--- Data ---
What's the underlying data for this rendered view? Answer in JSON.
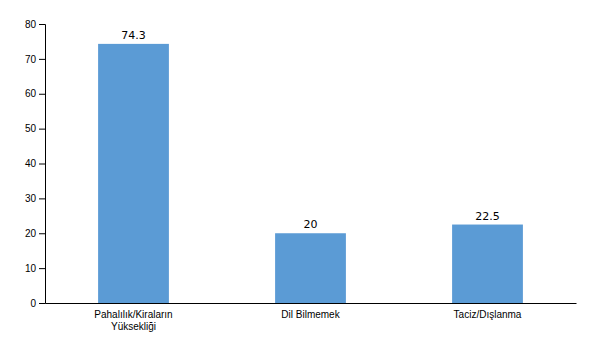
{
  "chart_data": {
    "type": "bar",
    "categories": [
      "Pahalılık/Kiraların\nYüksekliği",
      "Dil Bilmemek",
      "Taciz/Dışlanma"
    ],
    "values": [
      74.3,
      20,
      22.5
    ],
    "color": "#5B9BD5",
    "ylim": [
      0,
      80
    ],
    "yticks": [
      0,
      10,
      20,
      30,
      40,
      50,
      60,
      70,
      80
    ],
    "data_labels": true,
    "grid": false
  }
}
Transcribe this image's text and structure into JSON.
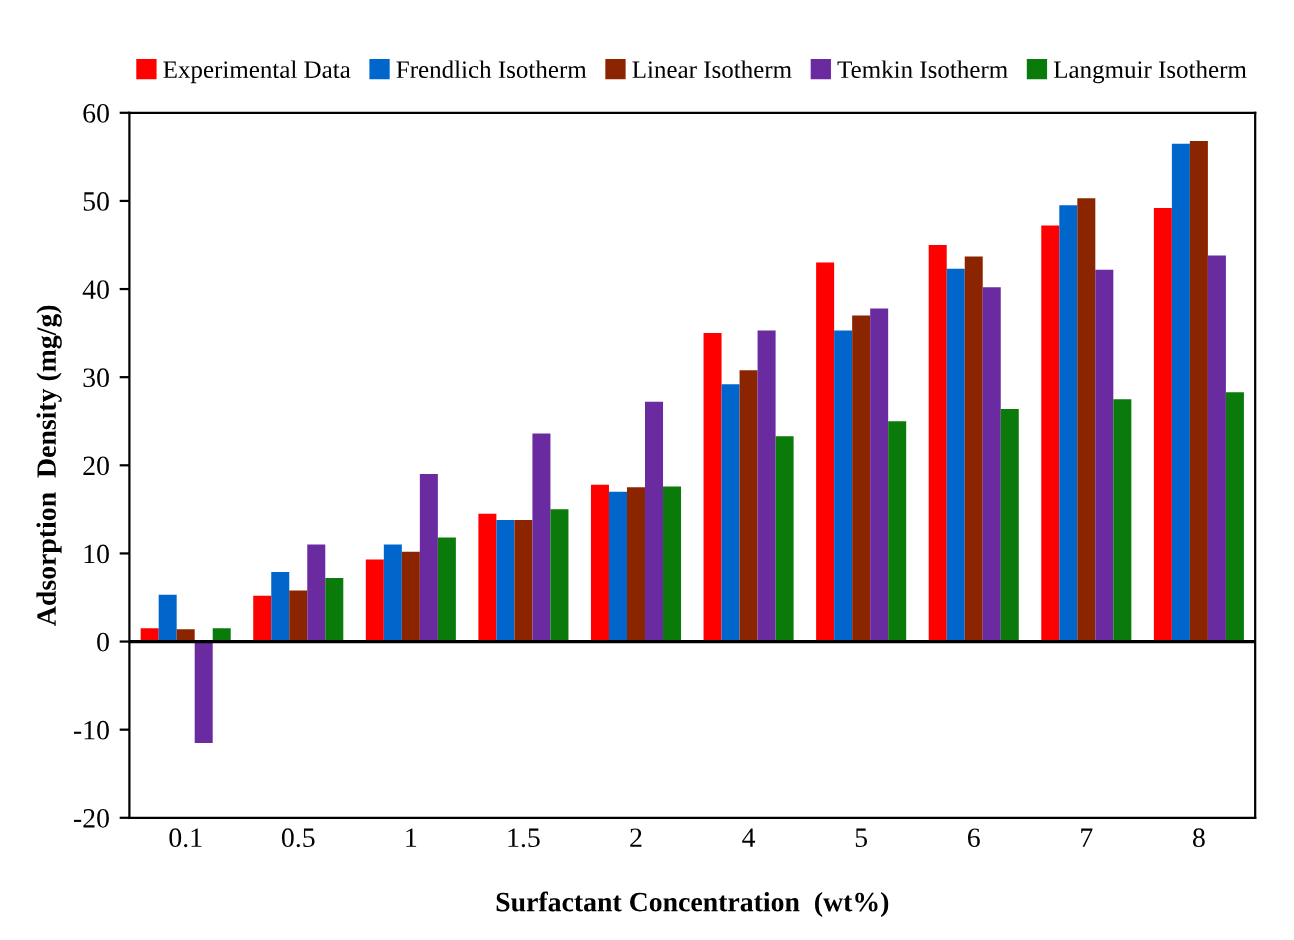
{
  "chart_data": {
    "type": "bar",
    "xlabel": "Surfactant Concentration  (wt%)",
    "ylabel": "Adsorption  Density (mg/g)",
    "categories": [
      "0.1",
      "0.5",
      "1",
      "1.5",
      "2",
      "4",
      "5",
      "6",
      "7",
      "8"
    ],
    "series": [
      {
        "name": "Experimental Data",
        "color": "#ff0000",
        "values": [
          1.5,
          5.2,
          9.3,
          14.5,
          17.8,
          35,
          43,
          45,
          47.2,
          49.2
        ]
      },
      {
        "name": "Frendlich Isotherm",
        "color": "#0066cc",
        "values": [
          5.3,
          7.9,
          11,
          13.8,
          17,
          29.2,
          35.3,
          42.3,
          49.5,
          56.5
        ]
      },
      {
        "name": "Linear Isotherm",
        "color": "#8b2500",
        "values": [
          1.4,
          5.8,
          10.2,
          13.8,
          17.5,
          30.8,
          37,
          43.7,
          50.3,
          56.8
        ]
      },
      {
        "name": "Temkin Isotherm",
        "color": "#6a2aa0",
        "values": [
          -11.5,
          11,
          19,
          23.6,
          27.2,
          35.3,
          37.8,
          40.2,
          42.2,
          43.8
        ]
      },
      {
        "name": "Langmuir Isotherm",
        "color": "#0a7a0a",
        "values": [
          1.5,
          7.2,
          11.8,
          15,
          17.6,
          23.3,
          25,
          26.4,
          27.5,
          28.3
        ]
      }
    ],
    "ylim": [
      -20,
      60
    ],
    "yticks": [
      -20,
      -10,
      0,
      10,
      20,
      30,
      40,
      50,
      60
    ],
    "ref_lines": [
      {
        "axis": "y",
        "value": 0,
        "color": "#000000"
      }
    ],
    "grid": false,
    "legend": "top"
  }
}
---
Give the data again exactly as written, with all pictures left out.

What's the underlying data for this rendered view? Answer in JSON.
{
  "chart_data": {
    "type": "bar",
    "categories": [
      "Pahalılık/Kiraların\nYüksekliği",
      "Dil Bilmemek",
      "Taciz/Dışlanma"
    ],
    "values": [
      74.3,
      20,
      22.5
    ],
    "color": "#5B9BD5",
    "ylim": [
      0,
      80
    ],
    "yticks": [
      0,
      10,
      20,
      30,
      40,
      50,
      60,
      70,
      80
    ],
    "data_labels": true,
    "grid": false
  }
}
Transcribe this image's text and structure into JSON.
{
  "chart_data": {
    "type": "bar",
    "xlabel": "Surfactant Concentration  (wt%)",
    "ylabel": "Adsorption  Density (mg/g)",
    "categories": [
      "0.1",
      "0.5",
      "1",
      "1.5",
      "2",
      "4",
      "5",
      "6",
      "7",
      "8"
    ],
    "series": [
      {
        "name": "Experimental Data",
        "color": "#ff0000",
        "values": [
          1.5,
          5.2,
          9.3,
          14.5,
          17.8,
          35,
          43,
          45,
          47.2,
          49.2
        ]
      },
      {
        "name": "Frendlich Isotherm",
        "color": "#0066cc",
        "values": [
          5.3,
          7.9,
          11,
          13.8,
          17,
          29.2,
          35.3,
          42.3,
          49.5,
          56.5
        ]
      },
      {
        "name": "Linear Isotherm",
        "color": "#8b2500",
        "values": [
          1.4,
          5.8,
          10.2,
          13.8,
          17.5,
          30.8,
          37,
          43.7,
          50.3,
          56.8
        ]
      },
      {
        "name": "Temkin Isotherm",
        "color": "#6a2aa0",
        "values": [
          -11.5,
          11,
          19,
          23.6,
          27.2,
          35.3,
          37.8,
          40.2,
          42.2,
          43.8
        ]
      },
      {
        "name": "Langmuir Isotherm",
        "color": "#0a7a0a",
        "values": [
          1.5,
          7.2,
          11.8,
          15,
          17.6,
          23.3,
          25,
          26.4,
          27.5,
          28.3
        ]
      }
    ],
    "ylim": [
      -20,
      60
    ],
    "yticks": [
      -20,
      -10,
      0,
      10,
      20,
      30,
      40,
      50,
      60
    ],
    "ref_lines": [
      {
        "axis": "y",
        "value": 0,
        "color": "#000000"
      }
    ],
    "grid": false,
    "legend": "top"
  }
}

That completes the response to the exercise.